## EXTRACTED RECORDS
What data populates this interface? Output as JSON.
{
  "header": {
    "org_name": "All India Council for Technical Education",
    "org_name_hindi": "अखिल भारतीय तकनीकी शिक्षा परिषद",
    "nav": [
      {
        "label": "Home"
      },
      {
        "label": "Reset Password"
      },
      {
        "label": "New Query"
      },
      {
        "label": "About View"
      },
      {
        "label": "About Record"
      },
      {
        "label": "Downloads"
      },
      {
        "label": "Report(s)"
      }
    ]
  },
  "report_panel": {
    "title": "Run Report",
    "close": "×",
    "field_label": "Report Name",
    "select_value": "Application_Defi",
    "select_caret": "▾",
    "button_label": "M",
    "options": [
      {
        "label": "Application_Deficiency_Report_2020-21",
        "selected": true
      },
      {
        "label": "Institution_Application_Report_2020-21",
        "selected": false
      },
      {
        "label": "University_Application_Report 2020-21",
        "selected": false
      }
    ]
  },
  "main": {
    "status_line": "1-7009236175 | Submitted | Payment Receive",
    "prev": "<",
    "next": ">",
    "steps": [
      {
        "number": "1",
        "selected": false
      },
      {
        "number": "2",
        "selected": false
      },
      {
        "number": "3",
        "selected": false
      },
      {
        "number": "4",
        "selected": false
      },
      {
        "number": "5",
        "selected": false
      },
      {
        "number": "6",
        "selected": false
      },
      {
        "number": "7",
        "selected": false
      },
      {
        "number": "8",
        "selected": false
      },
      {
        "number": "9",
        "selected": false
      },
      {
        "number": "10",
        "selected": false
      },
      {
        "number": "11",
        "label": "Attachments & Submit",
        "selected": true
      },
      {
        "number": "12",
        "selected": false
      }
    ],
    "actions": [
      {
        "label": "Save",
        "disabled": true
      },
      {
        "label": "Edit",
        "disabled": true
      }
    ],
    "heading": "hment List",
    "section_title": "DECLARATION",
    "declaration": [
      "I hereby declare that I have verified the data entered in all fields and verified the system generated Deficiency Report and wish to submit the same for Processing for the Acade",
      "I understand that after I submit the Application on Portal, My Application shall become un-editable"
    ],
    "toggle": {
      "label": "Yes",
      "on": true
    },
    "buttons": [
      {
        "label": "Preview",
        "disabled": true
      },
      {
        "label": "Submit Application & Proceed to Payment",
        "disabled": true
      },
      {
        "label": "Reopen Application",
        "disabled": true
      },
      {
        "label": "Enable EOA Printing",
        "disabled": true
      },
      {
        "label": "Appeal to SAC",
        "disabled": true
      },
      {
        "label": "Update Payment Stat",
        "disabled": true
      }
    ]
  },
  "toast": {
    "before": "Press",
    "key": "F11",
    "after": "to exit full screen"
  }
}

## WHAT YOU WILL DO
Extract each line of the listing above, copying it word for word.

## COMPLETED EXERCISE
What data populates this interface? Output as JSON.
{
  "header": {
    "org_name": "All India Council for Technical Education",
    "org_name_hindi": "अखिल भारतीय तकनीकी शिक्षा परिषद",
    "nav": [
      {
        "label": "Home"
      },
      {
        "label": "Reset Password"
      },
      {
        "label": "New Query"
      },
      {
        "label": "About View"
      },
      {
        "label": "About Record"
      },
      {
        "label": "Downloads"
      },
      {
        "label": "Report(s)"
      }
    ]
  },
  "report_panel": {
    "title": "Run Report",
    "close": "×",
    "field_label": "Report Name",
    "select_value": "Application_Defi",
    "select_caret": "▾",
    "button_label": "M",
    "options": [
      {
        "label": "Application_Deficiency_Report_2020-21",
        "selected": true
      },
      {
        "label": "Institution_Application_Report_2020-21",
        "selected": false
      },
      {
        "label": "University_Application_Report 2020-21",
        "selected": false
      }
    ]
  },
  "main": {
    "status_line": "1-7009236175 | Submitted | Payment Receive",
    "prev": "<",
    "next": ">",
    "steps": [
      {
        "number": "1",
        "selected": false
      },
      {
        "number": "2",
        "selected": false
      },
      {
        "number": "3",
        "selected": false
      },
      {
        "number": "4",
        "selected": false
      },
      {
        "number": "5",
        "selected": false
      },
      {
        "number": "6",
        "selected": false
      },
      {
        "number": "7",
        "selected": false
      },
      {
        "number": "8",
        "selected": false
      },
      {
        "number": "9",
        "selected": false
      },
      {
        "number": "10",
        "selected": false
      },
      {
        "number": "11",
        "label": "Attachments & Submit",
        "selected": true
      },
      {
        "number": "12",
        "selected": false
      }
    ],
    "actions": [
      {
        "label": "Save",
        "disabled": true
      },
      {
        "label": "Edit",
        "disabled": true
      }
    ],
    "heading": "hment List",
    "section_title": "DECLARATION",
    "declaration": [
      "I hereby declare that I have verified the data entered in all fields and verified the system generated Deficiency Report and wish to submit the same for Processing for the Acade",
      "I understand that after I submit the Application on Portal, My Application shall become un-editable"
    ],
    "toggle": {
      "label": "Yes",
      "on": true
    },
    "buttons": [
      {
        "label": "Preview",
        "disabled": true
      },
      {
        "label": "Submit Application & Proceed to Payment",
        "disabled": true
      },
      {
        "label": "Reopen Application",
        "disabled": true
      },
      {
        "label": "Enable EOA Printing",
        "disabled": true
      },
      {
        "label": "Appeal to SAC",
        "disabled": true
      },
      {
        "label": "Update Payment Stat",
        "disabled": true
      }
    ]
  },
  "toast": {
    "before": "Press",
    "key": "F11",
    "after": "to exit full screen"
  }
}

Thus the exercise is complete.